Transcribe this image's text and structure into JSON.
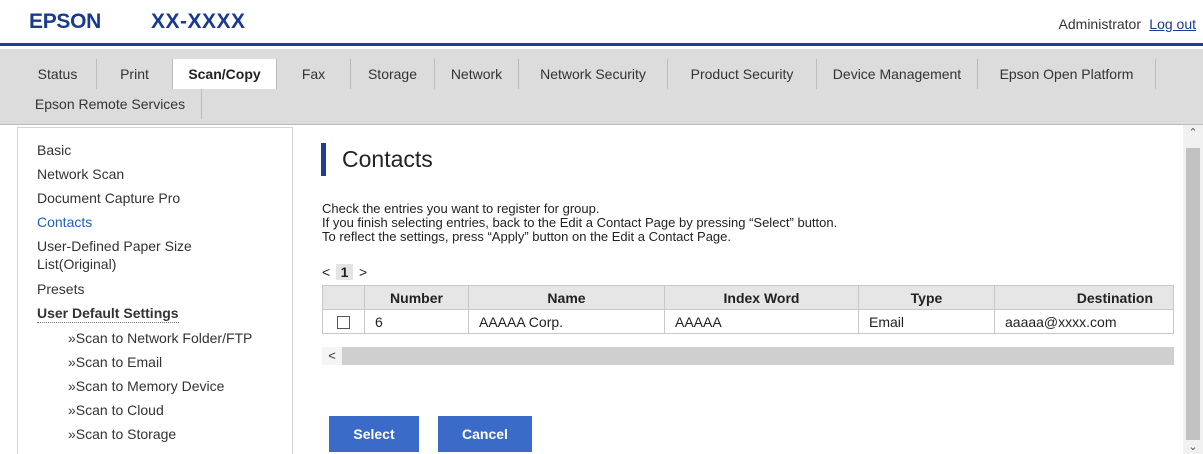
{
  "header": {
    "brand": "EPSON",
    "model": "XX-XXXX",
    "user": "Administrator",
    "logout": "Log out"
  },
  "tabs": [
    {
      "label": "Status",
      "active": false
    },
    {
      "label": "Print",
      "active": false
    },
    {
      "label": "Scan/Copy",
      "active": true
    },
    {
      "label": "Fax",
      "active": false
    },
    {
      "label": "Storage",
      "active": false
    },
    {
      "label": "Network",
      "active": false
    },
    {
      "label": "Network Security",
      "active": false
    },
    {
      "label": "Product Security",
      "active": false
    },
    {
      "label": "Device Management",
      "active": false
    },
    {
      "label": "Epson Open Platform",
      "active": false
    },
    {
      "label": "Epson Remote Services",
      "active": false
    }
  ],
  "sidebar": {
    "items": [
      {
        "label": "Basic"
      },
      {
        "label": "Network Scan"
      },
      {
        "label": "Document Capture Pro"
      },
      {
        "label": "Contacts",
        "active": true
      },
      {
        "label": "User-Defined Paper Size"
      },
      {
        "label": "List(Original)"
      },
      {
        "label": "Presets"
      },
      {
        "label": "User Default Settings"
      },
      {
        "label": "»Scan to Network Folder/FTP"
      },
      {
        "label": "»Scan to Email"
      },
      {
        "label": "»Scan to Memory Device"
      },
      {
        "label": "»Scan to Cloud"
      },
      {
        "label": "»Scan to Storage"
      }
    ]
  },
  "main": {
    "title": "Contacts",
    "instructions": [
      "Check the entries you want to register for group.",
      "If you finish selecting entries, back to the Edit a Contact Page by pressing “Select” button.",
      "To reflect the settings, press “Apply” button on the Edit a Contact Page."
    ],
    "pager": {
      "prev": "<",
      "current": "1",
      "next": ">"
    },
    "table": {
      "columns": [
        "",
        "Number",
        "Name",
        "Index Word",
        "Type",
        "Destination"
      ],
      "rows": [
        {
          "checked": false,
          "number": "6",
          "name": "AAAAA Corp.",
          "index_word": "AAAAA",
          "type": "Email",
          "destination": "aaaaa@xxxx.com"
        }
      ]
    },
    "scroll_left": "<",
    "buttons": {
      "select": "Select",
      "cancel": "Cancel"
    }
  },
  "icons": {
    "scroll_up": "chevron-up-icon",
    "scroll_down": "chevron-down-icon"
  },
  "colors": {
    "brand": "#1d3f8f",
    "link": "#1f5fbf",
    "button": "#3b6bc8",
    "tab_bar": "#dcdcdc"
  }
}
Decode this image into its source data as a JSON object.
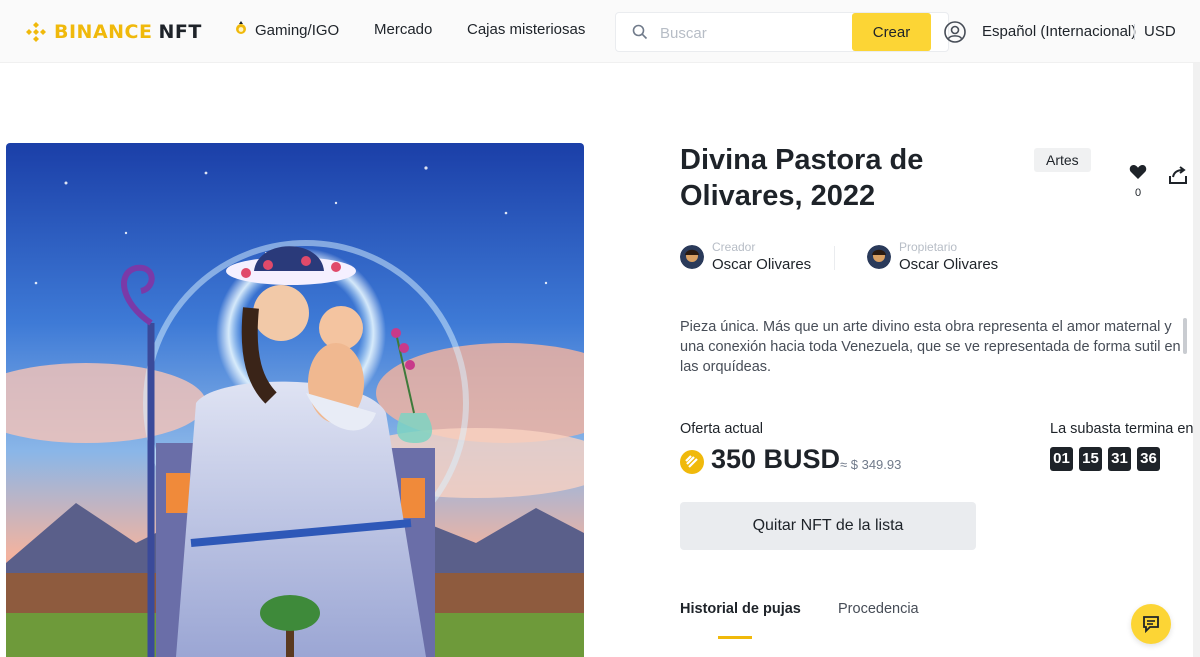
{
  "header": {
    "logo_brand": "BINANCE",
    "logo_suffix": "NFT",
    "nav": {
      "gaming": "Gaming/IGO",
      "mercado": "Mercado",
      "cajas": "Cajas misteriosas"
    },
    "search_placeholder": "Buscar",
    "crear_label": "Crear",
    "language": "Español (Internacional)",
    "currency": "USD"
  },
  "nft": {
    "title": "Divina Pastora de Olivares, 2022",
    "category": "Artes",
    "likes": "0",
    "creator_label": "Creador",
    "creator_name": "Oscar Olivares",
    "owner_label": "Propietario",
    "owner_name": "Oscar Olivares",
    "description": "Pieza única. Más que un arte divino esta obra representa el amor maternal y una conexión hacia toda Venezuela, que se ve representada de forma sutil en las orquídeas."
  },
  "offer": {
    "label": "Oferta actual",
    "amount": "350 BUSD",
    "usd_equiv": "≈ $ 349.93"
  },
  "auction": {
    "label": "La subasta termina en",
    "timer": [
      "01",
      "15",
      "31",
      "36"
    ]
  },
  "actions": {
    "delist_label": "Quitar NFT de la lista"
  },
  "tabs": {
    "history": "Historial de pujas",
    "provenance": "Procedencia"
  },
  "colors": {
    "brand_yellow": "#F0B90B",
    "button_yellow": "#FCD535",
    "text_dark": "#1E2329"
  }
}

───

Exactly reproduce the entries above, minus the pictures.

**Output for this task:**
Transcribe this image's text and structure into JSON.
{
  "header": {
    "brand": "EPSON",
    "model": "XX-XXXX",
    "user": "Administrator",
    "logout": "Log out"
  },
  "tabs": [
    {
      "label": "Status",
      "active": false
    },
    {
      "label": "Print",
      "active": false
    },
    {
      "label": "Scan/Copy",
      "active": true
    },
    {
      "label": "Fax",
      "active": false
    },
    {
      "label": "Storage",
      "active": false
    },
    {
      "label": "Network",
      "active": false
    },
    {
      "label": "Network Security",
      "active": false
    },
    {
      "label": "Product Security",
      "active": false
    },
    {
      "label": "Device Management",
      "active": false
    },
    {
      "label": "Epson Open Platform",
      "active": false
    },
    {
      "label": "Epson Remote Services",
      "active": false
    }
  ],
  "sidebar": {
    "items": [
      {
        "label": "Basic"
      },
      {
        "label": "Network Scan"
      },
      {
        "label": "Document Capture Pro"
      },
      {
        "label": "Contacts",
        "active": true
      },
      {
        "label": "User-Defined Paper Size"
      },
      {
        "label": "List(Original)"
      },
      {
        "label": "Presets"
      },
      {
        "label": "User Default Settings"
      },
      {
        "label": "»Scan to Network Folder/FTP"
      },
      {
        "label": "»Scan to Email"
      },
      {
        "label": "»Scan to Memory Device"
      },
      {
        "label": "»Scan to Cloud"
      },
      {
        "label": "»Scan to Storage"
      }
    ]
  },
  "main": {
    "title": "Contacts",
    "instructions": [
      "Check the entries you want to register for group.",
      "If you finish selecting entries, back to the Edit a Contact Page by pressing “Select” button.",
      "To reflect the settings, press “Apply” button on the Edit a Contact Page."
    ],
    "pager": {
      "prev": "<",
      "current": "1",
      "next": ">"
    },
    "table": {
      "columns": [
        "",
        "Number",
        "Name",
        "Index Word",
        "Type",
        "Destination"
      ],
      "rows": [
        {
          "checked": false,
          "number": "6",
          "name": "AAAAA Corp.",
          "index_word": "AAAAA",
          "type": "Email",
          "destination": "aaaaa@xxxx.com"
        }
      ]
    },
    "scroll_left": "<",
    "buttons": {
      "select": "Select",
      "cancel": "Cancel"
    }
  },
  "icons": {
    "scroll_up": "chevron-up-icon",
    "scroll_down": "chevron-down-icon"
  },
  "colors": {
    "brand": "#1d3f8f",
    "link": "#1f5fbf",
    "button": "#3b6bc8",
    "tab_bar": "#dcdcdc"
  }
}
Decode this image into its source data as a JSON object.
{
  "header": {
    "logo_brand": "BINANCE",
    "logo_suffix": "NFT",
    "nav": {
      "gaming": "Gaming/IGO",
      "mercado": "Mercado",
      "cajas": "Cajas misteriosas"
    },
    "search_placeholder": "Buscar",
    "crear_label": "Crear",
    "language": "Español (Internacional)",
    "currency": "USD"
  },
  "nft": {
    "title": "Divina Pastora de Olivares, 2022",
    "category": "Artes",
    "likes": "0",
    "creator_label": "Creador",
    "creator_name": "Oscar Olivares",
    "owner_label": "Propietario",
    "owner_name": "Oscar Olivares",
    "description": "Pieza única. Más que un arte divino esta obra representa el amor maternal y una conexión hacia toda Venezuela, que se ve representada de forma sutil en las orquídeas."
  },
  "offer": {
    "label": "Oferta actual",
    "amount": "350 BUSD",
    "usd_equiv": "≈ $ 349.93"
  },
  "auction": {
    "label": "La subasta termina en",
    "timer": [
      "01",
      "15",
      "31",
      "36"
    ]
  },
  "actions": {
    "delist_label": "Quitar NFT de la lista"
  },
  "tabs": {
    "history": "Historial de pujas",
    "provenance": "Procedencia"
  },
  "colors": {
    "brand_yellow": "#F0B90B",
    "button_yellow": "#FCD535",
    "text_dark": "#1E2329"
  }
}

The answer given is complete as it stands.